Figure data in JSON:
┌──

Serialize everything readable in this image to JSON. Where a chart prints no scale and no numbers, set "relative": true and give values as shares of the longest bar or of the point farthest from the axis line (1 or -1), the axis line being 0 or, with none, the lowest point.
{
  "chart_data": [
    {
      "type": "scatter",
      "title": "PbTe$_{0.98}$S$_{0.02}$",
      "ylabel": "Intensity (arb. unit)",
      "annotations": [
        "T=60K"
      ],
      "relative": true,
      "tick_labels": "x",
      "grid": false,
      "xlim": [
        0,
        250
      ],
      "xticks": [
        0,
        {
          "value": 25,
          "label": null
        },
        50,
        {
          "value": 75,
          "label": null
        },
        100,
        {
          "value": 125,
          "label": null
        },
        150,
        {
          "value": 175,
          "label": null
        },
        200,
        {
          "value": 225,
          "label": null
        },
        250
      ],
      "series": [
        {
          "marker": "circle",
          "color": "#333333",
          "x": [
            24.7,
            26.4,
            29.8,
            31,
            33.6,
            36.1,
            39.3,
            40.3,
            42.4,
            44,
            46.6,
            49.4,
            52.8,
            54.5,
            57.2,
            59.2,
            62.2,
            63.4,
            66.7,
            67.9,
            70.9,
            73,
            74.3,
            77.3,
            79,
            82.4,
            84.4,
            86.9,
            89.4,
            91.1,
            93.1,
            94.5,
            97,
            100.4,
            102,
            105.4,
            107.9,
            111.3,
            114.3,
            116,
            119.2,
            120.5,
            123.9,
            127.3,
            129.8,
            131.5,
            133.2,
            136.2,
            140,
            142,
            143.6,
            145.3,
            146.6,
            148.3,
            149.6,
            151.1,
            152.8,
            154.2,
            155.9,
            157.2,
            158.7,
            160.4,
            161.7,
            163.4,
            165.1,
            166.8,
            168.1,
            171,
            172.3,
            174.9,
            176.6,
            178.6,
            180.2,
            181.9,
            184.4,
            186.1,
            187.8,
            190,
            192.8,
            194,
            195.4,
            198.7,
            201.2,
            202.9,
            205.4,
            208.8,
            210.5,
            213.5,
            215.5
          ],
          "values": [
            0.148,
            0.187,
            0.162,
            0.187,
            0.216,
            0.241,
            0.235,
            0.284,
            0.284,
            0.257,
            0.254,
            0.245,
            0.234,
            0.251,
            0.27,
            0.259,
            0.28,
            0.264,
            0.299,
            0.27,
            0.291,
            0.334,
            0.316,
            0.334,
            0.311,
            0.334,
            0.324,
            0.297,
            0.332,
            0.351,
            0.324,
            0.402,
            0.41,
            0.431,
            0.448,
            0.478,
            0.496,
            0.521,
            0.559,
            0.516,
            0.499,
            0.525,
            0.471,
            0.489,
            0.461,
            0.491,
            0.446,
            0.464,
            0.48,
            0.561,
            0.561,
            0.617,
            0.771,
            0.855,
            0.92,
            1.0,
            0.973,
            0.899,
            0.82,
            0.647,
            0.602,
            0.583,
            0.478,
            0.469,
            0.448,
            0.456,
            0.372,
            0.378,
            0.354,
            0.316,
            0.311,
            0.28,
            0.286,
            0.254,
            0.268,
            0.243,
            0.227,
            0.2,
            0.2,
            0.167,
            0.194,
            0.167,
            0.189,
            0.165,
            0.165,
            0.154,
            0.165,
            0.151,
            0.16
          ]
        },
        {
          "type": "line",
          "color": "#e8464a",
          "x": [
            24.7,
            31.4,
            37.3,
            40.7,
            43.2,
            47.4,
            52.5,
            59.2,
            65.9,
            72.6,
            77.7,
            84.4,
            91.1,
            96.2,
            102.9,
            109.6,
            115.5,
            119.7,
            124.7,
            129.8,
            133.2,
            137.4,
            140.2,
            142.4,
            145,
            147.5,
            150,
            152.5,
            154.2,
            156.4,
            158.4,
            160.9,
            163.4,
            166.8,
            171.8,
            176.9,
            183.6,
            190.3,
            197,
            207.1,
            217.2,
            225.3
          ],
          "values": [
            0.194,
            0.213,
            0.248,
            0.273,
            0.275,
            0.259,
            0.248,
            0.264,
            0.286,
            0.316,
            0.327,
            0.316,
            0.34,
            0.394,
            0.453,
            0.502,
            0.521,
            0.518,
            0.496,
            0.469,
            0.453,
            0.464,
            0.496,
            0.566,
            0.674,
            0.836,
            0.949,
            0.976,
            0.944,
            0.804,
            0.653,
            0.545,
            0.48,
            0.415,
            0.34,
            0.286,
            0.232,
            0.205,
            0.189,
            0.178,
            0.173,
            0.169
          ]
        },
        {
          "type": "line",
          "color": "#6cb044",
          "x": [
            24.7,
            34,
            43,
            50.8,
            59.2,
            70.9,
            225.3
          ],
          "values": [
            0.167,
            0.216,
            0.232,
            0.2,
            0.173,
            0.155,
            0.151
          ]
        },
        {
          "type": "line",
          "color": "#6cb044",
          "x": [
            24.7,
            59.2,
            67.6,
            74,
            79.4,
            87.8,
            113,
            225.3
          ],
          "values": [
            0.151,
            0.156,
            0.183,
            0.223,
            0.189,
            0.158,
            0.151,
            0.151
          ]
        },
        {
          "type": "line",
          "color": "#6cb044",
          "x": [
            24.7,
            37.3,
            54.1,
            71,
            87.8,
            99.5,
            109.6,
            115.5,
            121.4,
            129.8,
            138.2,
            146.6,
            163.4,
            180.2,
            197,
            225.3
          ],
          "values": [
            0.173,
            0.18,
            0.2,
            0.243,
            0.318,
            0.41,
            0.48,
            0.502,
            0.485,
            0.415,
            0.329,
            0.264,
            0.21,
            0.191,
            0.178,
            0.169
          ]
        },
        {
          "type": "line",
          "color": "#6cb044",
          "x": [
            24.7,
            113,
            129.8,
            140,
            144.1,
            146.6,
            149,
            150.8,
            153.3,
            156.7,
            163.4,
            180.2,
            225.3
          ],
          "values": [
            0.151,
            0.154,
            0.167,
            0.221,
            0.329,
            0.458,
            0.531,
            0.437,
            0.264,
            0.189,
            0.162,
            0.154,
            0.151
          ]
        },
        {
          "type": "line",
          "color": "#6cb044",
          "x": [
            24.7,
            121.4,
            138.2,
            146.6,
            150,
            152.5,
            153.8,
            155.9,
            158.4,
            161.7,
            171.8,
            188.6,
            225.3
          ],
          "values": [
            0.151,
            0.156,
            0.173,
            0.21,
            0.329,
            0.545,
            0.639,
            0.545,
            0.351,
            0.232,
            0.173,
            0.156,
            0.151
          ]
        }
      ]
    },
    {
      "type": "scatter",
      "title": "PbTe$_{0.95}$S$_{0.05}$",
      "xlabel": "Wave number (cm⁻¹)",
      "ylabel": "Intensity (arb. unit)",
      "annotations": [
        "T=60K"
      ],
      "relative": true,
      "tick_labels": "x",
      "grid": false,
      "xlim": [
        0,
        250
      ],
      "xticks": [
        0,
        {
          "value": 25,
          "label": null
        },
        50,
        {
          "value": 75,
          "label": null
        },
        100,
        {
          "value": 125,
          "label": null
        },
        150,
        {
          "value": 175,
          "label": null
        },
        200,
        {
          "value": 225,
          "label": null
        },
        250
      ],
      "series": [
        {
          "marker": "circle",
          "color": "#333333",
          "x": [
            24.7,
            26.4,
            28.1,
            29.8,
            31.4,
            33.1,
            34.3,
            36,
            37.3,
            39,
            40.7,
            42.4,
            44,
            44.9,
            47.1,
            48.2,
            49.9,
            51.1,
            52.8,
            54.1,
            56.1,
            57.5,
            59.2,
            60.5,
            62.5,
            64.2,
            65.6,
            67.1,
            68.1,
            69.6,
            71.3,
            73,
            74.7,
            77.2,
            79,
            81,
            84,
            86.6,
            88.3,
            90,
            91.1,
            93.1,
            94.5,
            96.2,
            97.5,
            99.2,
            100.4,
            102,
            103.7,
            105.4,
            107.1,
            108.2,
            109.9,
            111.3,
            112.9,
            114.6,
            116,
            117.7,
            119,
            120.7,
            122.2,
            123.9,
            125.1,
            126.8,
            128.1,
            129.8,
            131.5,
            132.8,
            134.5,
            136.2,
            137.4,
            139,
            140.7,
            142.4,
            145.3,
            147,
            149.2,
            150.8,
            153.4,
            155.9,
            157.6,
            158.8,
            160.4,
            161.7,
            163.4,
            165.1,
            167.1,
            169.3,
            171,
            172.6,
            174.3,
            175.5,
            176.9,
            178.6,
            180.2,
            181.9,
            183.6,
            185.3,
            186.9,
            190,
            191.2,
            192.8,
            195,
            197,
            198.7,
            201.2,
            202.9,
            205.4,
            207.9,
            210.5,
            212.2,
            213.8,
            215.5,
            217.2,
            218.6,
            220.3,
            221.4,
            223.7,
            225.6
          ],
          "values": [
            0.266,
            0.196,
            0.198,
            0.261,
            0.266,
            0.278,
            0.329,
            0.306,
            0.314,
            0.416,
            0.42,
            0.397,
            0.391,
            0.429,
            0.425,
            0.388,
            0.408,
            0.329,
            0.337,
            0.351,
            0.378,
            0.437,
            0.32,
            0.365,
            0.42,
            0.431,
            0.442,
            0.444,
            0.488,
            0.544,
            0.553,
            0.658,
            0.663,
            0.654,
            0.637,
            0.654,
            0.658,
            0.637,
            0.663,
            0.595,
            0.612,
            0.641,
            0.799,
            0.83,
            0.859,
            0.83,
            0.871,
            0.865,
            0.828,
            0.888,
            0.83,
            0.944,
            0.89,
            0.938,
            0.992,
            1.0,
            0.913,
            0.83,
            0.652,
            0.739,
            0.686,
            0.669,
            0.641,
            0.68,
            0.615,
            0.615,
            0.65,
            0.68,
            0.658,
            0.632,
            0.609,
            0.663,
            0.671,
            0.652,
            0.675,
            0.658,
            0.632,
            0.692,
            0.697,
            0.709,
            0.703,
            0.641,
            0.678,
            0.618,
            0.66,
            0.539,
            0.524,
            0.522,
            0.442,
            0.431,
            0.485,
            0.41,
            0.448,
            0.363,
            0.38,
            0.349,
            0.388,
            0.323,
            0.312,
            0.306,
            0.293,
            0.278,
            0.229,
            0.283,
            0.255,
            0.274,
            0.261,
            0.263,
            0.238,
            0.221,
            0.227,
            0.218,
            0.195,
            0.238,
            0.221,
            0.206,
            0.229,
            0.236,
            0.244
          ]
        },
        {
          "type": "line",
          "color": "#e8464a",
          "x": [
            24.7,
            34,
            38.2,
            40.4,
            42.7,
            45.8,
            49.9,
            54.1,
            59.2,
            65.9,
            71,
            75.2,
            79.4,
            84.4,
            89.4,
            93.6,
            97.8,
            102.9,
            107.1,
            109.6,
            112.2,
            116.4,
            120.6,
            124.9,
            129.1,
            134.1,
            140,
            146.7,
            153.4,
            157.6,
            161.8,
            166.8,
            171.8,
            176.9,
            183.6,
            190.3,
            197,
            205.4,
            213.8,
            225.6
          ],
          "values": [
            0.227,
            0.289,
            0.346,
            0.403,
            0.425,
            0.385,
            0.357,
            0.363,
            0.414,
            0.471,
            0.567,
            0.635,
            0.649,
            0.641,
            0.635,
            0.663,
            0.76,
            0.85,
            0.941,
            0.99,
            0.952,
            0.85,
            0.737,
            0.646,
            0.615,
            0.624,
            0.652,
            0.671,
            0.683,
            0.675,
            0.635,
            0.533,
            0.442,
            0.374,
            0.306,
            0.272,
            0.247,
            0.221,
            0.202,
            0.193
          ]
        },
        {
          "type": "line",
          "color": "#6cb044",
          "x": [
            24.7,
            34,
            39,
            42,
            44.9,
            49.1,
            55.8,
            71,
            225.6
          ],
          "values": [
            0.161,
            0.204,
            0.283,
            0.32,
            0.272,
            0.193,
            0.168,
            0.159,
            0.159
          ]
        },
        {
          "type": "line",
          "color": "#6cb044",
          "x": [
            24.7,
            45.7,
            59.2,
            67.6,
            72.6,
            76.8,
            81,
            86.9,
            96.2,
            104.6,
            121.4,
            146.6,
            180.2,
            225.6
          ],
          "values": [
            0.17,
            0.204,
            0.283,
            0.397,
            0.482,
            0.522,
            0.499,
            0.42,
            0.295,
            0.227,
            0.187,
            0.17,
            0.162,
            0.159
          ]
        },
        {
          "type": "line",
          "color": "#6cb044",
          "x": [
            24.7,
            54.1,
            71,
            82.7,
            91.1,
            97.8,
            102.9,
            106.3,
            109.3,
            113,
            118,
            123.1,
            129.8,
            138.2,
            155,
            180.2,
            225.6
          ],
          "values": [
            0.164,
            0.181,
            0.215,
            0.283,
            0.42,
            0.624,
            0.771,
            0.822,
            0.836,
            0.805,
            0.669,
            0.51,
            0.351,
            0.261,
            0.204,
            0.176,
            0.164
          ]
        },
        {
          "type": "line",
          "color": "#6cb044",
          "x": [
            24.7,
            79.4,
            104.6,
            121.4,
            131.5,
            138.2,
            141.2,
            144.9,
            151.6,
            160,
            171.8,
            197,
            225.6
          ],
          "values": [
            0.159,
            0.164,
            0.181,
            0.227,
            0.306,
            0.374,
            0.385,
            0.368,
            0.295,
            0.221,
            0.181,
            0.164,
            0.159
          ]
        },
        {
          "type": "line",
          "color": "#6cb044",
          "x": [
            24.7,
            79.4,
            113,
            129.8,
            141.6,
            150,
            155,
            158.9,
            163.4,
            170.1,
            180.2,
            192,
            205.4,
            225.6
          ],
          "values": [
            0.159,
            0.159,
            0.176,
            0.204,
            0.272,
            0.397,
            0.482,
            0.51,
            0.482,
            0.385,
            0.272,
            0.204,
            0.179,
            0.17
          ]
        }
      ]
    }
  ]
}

└──

● **Exercise goal**
Find how many lines of the entries contain "title". Respond with the number only.

● **Output of the exercise**
2